[Excerpt from a dataset]:
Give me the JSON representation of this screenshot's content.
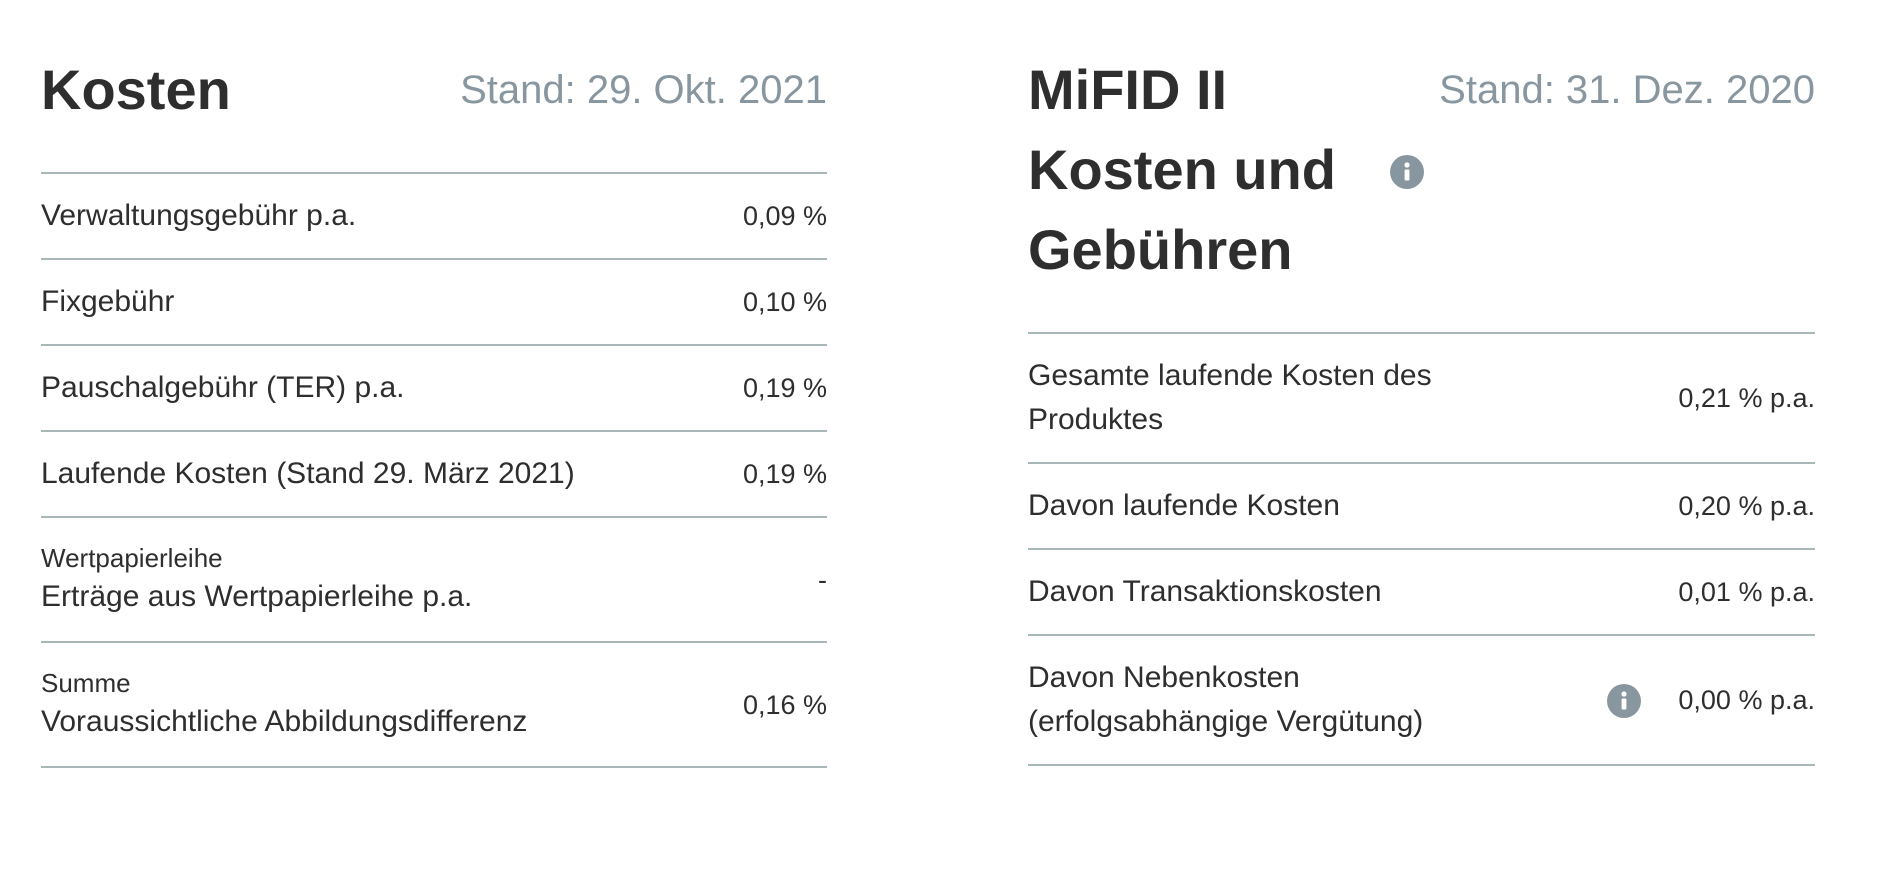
{
  "costs": {
    "title": "Kosten",
    "as_of": "Stand: 29. Okt. 2021",
    "rows": [
      {
        "label": "Verwaltungsgebühr p.a.",
        "value": "0,09 %"
      },
      {
        "label": "Fixgebühr",
        "value": "0,10 %"
      },
      {
        "label": "Pauschalgebühr (TER) p.a.",
        "value": "0,19 %"
      },
      {
        "label": "Laufende Kosten (Stand 29. März 2021)",
        "value": "0,19 %"
      },
      {
        "sublabel": "Wertpapierleihe",
        "label": "Erträge aus Wertpapierleihe p.a.",
        "value": "-"
      },
      {
        "sublabel": "Summe",
        "label": "Voraussichtliche Abbildungsdifferenz",
        "value": "0,16 %"
      }
    ]
  },
  "mifid": {
    "title": "MiFID II Kosten und Gebühren",
    "as_of": "Stand: 31. Dez. 2020",
    "title_icon": "info-icon",
    "rows": [
      {
        "label": "Gesamte laufende Kosten des Produktes",
        "value": "0,21 % p.a."
      },
      {
        "label": "Davon laufende Kosten",
        "value": "0,20 % p.a."
      },
      {
        "label": "Davon Transaktionskosten",
        "value": "0,01 % p.a."
      },
      {
        "label": "Davon Nebenkosten (erfolgsabhängige Vergütung)",
        "value": "0,00 % p.a.",
        "icon": "info-icon"
      }
    ]
  },
  "colors": {
    "text": "#2e2e2e",
    "muted": "#8896a0",
    "divider": "#aab7b9"
  }
}
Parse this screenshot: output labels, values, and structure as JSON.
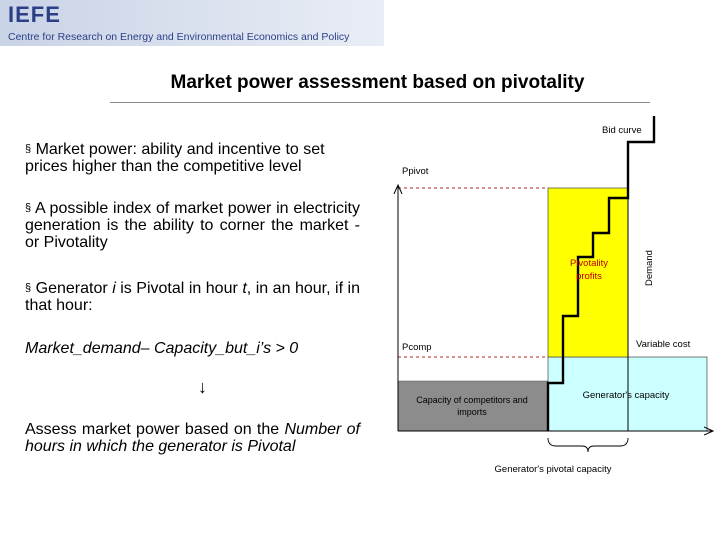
{
  "header": {
    "logo_text": "IEFE",
    "subtitle": "Centre for Research on Energy and Environmental Economics and Policy"
  },
  "title": "Market power assessment based on pivotality",
  "bullets": {
    "b1": "Market power: ability and incentive to set prices higher than the competitive level",
    "b2": "A possible index of market power in electricity generation is the ability to corner the market - or Pivotality",
    "b3_pre": "Generator ",
    "b3_i": "i",
    "b3_mid": " is Pivotal in hour ",
    "b3_t": "t",
    "b3_post": ", in an hour, if in that hour:",
    "bullet_glyph": "§"
  },
  "formula": "Market_demand– Capacity_but_i’s > 0",
  "arrow": "↓",
  "assess": {
    "pre": "Assess market power based on the ",
    "em": "Number of hours in which the generator is Pivotal"
  },
  "diagram": {
    "bid_curve": "Bid curve",
    "ppivot": "Ppivot",
    "demand": "Demand",
    "pivotality_profits": [
      "Pivotality",
      "profits"
    ],
    "variable_cost": "Variable cost",
    "pcomp": "Pcomp",
    "competitors": [
      "Capacity of competitors and",
      "imports"
    ],
    "generators_capacity": "Generator's capacity",
    "pivotal_capacity": "Generator's pivotal capacity",
    "colors": {
      "competitors_fill": "#8c8c8c",
      "generator_fill": "#ccffff",
      "profits_fill": "#ffff00",
      "dashed_lines": "#c0504d",
      "banner_text": "#2b3f86"
    }
  }
}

[Problem to solve]:
Restate the entire listing word for word, excluding pictures.

[Correct result]:
Give me the JSON representation of this screenshot's content.
{
  "costs": {
    "title": "Kosten",
    "as_of": "Stand: 29. Okt. 2021",
    "rows": [
      {
        "label": "Verwaltungsgebühr p.a.",
        "value": "0,09 %"
      },
      {
        "label": "Fixgebühr",
        "value": "0,10 %"
      },
      {
        "label": "Pauschalgebühr (TER) p.a.",
        "value": "0,19 %"
      },
      {
        "label": "Laufende Kosten (Stand 29. März 2021)",
        "value": "0,19 %"
      },
      {
        "sublabel": "Wertpapierleihe",
        "label": "Erträge aus Wertpapierleihe p.a.",
        "value": "-"
      },
      {
        "sublabel": "Summe",
        "label": "Voraussichtliche Abbildungsdifferenz",
        "value": "0,16 %"
      }
    ]
  },
  "mifid": {
    "title": "MiFID II Kosten und Gebühren",
    "as_of": "Stand: 31. Dez. 2020",
    "title_icon": "info-icon",
    "rows": [
      {
        "label": "Gesamte laufende Kosten des Produktes",
        "value": "0,21 % p.a."
      },
      {
        "label": "Davon laufende Kosten",
        "value": "0,20 % p.a."
      },
      {
        "label": "Davon Transaktionskosten",
        "value": "0,01 % p.a."
      },
      {
        "label": "Davon Nebenkosten (erfolgsabhängige Vergütung)",
        "value": "0,00 % p.a.",
        "icon": "info-icon"
      }
    ]
  },
  "colors": {
    "text": "#2e2e2e",
    "muted": "#8896a0",
    "divider": "#aab7b9"
  }
}
Parse this screenshot: output labels, values, and structure as JSON.
{
  "header": {
    "logo_text": "IEFE",
    "subtitle": "Centre for Research on Energy and Environmental Economics and Policy"
  },
  "title": "Market power assessment based on pivotality",
  "bullets": {
    "b1": "Market power: ability and incentive to set prices higher than the competitive level",
    "b2": "A possible index of market power in electricity generation is the ability to corner the market - or Pivotality",
    "b3_pre": "Generator ",
    "b3_i": "i",
    "b3_mid": " is Pivotal in hour ",
    "b3_t": "t",
    "b3_post": ", in an hour, if in that hour:",
    "bullet_glyph": "§"
  },
  "formula": "Market_demand– Capacity_but_i’s > 0",
  "arrow": "↓",
  "assess": {
    "pre": "Assess market power based on the ",
    "em": "Number of hours in which the generator is Pivotal"
  },
  "diagram": {
    "bid_curve": "Bid curve",
    "ppivot": "Ppivot",
    "demand": "Demand",
    "pivotality_profits": [
      "Pivotality",
      "profits"
    ],
    "variable_cost": "Variable cost",
    "pcomp": "Pcomp",
    "competitors": [
      "Capacity of competitors and",
      "imports"
    ],
    "generators_capacity": "Generator's capacity",
    "pivotal_capacity": "Generator's pivotal capacity",
    "colors": {
      "competitors_fill": "#8c8c8c",
      "generator_fill": "#ccffff",
      "profits_fill": "#ffff00",
      "dashed_lines": "#c0504d",
      "banner_text": "#2b3f86"
    }
  }
}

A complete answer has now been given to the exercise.